Scan the following material for the string "description" and copy each line in which it appears.
─── PROVIDED ENTRIES
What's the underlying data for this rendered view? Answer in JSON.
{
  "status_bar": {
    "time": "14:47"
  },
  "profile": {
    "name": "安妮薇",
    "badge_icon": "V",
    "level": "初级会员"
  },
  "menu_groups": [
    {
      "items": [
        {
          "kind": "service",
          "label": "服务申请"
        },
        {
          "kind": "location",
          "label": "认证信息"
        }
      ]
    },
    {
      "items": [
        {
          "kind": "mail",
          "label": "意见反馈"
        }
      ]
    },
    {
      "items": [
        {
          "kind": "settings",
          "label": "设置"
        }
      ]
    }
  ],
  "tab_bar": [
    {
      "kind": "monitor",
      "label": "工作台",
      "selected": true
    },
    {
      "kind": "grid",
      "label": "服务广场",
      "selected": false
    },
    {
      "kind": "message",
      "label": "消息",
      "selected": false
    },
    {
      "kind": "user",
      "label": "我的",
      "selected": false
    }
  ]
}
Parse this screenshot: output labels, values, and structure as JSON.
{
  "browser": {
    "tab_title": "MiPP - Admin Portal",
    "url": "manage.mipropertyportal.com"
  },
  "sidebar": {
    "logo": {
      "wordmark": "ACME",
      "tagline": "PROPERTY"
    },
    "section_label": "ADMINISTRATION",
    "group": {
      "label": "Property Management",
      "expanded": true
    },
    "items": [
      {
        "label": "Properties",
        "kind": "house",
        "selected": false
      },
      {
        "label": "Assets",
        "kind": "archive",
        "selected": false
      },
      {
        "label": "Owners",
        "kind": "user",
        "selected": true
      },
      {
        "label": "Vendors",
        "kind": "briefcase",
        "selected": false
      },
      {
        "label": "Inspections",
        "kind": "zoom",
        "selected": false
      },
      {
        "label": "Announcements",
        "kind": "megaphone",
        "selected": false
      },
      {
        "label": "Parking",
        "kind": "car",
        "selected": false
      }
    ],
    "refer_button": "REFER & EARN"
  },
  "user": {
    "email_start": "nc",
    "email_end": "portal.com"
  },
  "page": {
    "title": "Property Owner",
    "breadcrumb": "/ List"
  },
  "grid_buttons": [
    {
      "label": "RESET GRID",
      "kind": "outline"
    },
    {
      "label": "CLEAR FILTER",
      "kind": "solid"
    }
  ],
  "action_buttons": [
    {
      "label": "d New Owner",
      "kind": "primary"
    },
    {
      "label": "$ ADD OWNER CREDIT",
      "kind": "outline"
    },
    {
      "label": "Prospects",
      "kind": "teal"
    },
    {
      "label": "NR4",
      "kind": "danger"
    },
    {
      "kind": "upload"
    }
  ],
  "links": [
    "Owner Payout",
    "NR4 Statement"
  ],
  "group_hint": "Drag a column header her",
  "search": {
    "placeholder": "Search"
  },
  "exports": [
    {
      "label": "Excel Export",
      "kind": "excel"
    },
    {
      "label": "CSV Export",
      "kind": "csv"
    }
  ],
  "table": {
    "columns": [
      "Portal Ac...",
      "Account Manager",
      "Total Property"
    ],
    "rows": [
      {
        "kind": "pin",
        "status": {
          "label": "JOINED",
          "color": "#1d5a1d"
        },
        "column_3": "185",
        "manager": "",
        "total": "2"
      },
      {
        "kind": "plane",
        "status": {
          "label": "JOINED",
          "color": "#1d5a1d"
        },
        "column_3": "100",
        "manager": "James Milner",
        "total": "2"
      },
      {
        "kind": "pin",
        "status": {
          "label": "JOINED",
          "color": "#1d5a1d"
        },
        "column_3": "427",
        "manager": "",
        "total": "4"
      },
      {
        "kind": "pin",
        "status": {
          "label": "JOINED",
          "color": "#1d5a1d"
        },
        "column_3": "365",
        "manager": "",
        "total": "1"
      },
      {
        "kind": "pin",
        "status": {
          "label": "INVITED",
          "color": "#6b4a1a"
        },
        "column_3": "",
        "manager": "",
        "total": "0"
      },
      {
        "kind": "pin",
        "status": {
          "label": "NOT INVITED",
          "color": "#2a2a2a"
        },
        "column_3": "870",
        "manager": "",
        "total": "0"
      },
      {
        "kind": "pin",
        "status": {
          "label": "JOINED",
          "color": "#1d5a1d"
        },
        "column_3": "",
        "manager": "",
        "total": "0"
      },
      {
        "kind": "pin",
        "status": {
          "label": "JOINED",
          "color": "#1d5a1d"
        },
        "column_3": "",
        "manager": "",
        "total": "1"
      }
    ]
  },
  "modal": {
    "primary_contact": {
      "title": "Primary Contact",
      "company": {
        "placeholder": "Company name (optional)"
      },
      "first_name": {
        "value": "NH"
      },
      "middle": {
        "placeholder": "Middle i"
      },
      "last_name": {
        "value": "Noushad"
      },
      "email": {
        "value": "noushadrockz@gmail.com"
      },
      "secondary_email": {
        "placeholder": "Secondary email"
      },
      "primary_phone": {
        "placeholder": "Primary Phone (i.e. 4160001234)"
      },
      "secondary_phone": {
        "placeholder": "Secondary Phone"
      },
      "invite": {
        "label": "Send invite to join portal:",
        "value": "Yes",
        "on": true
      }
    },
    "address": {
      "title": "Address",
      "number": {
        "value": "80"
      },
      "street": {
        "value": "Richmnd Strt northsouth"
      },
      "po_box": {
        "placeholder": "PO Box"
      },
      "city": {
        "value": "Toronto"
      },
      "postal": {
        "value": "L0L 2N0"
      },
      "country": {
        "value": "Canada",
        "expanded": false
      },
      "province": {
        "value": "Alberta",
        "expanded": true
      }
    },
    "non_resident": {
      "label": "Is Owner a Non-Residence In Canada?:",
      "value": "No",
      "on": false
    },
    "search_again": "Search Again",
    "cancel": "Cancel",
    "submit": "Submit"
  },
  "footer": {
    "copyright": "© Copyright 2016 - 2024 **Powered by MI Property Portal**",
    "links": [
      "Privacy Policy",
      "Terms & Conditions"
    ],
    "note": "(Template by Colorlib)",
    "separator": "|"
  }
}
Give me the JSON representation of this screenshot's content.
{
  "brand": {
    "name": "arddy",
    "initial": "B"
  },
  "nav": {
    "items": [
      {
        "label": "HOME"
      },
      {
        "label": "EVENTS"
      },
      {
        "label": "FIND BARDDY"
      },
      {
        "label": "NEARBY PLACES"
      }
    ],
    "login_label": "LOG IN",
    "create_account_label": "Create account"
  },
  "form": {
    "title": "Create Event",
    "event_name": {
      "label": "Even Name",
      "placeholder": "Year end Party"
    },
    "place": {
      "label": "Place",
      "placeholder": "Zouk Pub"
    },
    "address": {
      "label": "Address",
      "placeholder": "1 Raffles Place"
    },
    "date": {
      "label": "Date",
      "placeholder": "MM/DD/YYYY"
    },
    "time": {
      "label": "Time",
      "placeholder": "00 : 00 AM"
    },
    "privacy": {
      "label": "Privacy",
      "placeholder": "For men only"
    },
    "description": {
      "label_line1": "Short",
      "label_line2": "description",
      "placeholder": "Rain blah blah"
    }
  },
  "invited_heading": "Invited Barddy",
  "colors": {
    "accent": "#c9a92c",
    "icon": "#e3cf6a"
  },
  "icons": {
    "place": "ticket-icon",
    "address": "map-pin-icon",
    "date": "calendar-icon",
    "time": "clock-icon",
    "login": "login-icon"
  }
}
──────
:: EXERCISE OUTPUT ::
    "description": {
      "label_line2": "description",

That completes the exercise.